**Task to carry out**
Extract every line where the string "data" appears.

**Listing**
········

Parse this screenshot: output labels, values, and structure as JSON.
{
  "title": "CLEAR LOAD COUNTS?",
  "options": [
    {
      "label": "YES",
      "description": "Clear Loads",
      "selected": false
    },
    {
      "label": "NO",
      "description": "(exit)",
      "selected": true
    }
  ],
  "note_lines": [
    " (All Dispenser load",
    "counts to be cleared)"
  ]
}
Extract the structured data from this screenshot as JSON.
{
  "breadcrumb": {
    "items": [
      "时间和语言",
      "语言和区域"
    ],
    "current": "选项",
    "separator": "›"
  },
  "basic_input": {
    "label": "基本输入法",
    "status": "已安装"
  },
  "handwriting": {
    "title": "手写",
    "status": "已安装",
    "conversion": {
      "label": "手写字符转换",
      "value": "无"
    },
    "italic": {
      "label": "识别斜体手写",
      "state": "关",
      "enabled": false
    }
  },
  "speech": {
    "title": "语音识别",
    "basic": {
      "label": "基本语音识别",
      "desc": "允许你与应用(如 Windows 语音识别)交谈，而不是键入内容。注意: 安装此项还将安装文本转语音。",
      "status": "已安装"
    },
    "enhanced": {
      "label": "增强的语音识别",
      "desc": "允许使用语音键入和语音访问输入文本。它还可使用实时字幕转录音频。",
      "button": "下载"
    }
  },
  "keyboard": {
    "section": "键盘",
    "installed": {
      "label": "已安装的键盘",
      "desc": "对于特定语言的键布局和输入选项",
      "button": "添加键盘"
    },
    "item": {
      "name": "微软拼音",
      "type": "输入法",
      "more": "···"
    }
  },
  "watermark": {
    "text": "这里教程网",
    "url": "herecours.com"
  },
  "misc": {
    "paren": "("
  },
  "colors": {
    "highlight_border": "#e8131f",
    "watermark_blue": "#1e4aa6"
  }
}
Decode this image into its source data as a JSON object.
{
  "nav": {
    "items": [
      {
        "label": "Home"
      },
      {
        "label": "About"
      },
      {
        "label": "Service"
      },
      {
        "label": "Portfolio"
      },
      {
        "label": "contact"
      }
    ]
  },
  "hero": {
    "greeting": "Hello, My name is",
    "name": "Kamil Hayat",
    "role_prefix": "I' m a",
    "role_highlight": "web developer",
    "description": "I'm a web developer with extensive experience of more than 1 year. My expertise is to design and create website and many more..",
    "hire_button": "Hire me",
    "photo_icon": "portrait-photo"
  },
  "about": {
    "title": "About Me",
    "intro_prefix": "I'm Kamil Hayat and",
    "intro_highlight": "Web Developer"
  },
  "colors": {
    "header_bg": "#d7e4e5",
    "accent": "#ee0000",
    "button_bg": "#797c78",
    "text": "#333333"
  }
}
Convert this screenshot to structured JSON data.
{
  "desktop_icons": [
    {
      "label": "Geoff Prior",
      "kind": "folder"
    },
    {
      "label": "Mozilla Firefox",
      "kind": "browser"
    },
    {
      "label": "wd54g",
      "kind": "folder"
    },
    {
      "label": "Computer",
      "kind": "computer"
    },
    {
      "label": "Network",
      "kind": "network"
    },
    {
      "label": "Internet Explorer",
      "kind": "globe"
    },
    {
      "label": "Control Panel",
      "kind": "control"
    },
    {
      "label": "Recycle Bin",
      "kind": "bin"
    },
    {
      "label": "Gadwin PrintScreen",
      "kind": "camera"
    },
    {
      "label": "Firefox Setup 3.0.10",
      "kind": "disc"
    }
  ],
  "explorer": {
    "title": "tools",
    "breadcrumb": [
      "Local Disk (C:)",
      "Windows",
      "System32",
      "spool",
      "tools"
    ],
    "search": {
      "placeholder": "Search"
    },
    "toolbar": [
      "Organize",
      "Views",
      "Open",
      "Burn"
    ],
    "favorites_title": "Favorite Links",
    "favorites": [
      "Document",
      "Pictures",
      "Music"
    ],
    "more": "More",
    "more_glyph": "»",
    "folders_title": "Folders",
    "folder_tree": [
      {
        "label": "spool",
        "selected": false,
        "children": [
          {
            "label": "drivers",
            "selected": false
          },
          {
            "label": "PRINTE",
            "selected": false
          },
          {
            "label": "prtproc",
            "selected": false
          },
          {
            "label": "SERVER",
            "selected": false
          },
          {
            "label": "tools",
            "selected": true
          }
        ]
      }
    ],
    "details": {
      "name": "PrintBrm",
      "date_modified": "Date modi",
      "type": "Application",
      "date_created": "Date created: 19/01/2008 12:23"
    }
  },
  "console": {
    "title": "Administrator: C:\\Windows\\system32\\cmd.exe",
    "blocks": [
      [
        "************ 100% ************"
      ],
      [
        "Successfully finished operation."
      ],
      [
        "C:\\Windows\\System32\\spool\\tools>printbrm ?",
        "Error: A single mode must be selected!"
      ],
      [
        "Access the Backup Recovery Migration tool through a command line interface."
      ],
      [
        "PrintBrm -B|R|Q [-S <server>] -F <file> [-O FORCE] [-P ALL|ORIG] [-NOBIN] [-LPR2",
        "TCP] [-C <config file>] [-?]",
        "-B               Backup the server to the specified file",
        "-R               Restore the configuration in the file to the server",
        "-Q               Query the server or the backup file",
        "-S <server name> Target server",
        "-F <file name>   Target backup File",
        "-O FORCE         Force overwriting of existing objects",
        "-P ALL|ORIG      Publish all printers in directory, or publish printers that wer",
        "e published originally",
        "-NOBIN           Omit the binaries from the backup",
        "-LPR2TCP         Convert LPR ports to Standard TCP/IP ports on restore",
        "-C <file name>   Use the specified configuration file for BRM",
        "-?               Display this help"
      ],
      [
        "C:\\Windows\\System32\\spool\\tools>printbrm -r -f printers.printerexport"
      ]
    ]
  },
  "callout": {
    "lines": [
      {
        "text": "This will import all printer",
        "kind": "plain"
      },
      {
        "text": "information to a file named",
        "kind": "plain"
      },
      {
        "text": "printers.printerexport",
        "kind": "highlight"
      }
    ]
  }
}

········

**Solution to the problem**
Extract the structured data from this screenshot as JSON.
Decode this image into its source data as a JSON object.
Convert this screenshot to structured JSON data.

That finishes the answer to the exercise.